Directions:
State how many lines of the entries hold the string "data", and output nothing but that count.

• • • • • • •

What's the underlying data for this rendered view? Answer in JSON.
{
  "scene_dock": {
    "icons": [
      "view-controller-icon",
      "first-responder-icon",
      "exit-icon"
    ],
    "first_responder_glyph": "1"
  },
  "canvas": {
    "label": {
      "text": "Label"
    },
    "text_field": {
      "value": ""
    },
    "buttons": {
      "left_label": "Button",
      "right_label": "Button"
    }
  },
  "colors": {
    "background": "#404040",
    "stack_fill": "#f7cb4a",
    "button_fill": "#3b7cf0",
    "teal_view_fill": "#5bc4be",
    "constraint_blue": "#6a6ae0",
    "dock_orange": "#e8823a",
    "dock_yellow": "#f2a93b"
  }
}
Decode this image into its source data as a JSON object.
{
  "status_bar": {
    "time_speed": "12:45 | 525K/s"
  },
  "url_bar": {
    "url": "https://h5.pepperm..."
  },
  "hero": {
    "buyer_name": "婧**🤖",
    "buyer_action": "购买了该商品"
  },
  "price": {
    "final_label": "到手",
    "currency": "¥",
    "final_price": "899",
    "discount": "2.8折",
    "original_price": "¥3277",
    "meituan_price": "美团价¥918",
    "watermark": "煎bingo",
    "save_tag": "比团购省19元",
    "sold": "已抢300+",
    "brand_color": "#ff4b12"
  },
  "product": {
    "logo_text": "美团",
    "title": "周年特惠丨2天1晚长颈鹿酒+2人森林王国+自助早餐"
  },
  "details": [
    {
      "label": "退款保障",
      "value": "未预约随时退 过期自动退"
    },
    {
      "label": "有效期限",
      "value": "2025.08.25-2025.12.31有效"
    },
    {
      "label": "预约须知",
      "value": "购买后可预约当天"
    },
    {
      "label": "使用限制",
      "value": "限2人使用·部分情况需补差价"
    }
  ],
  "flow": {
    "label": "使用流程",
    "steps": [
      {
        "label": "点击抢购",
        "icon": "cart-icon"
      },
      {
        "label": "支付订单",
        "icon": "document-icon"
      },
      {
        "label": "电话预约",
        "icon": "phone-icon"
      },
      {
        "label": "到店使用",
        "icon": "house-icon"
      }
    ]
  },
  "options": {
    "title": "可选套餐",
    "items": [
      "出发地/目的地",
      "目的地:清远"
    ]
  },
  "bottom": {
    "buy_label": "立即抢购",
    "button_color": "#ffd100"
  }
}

• • • • • • •

Problem solution:
2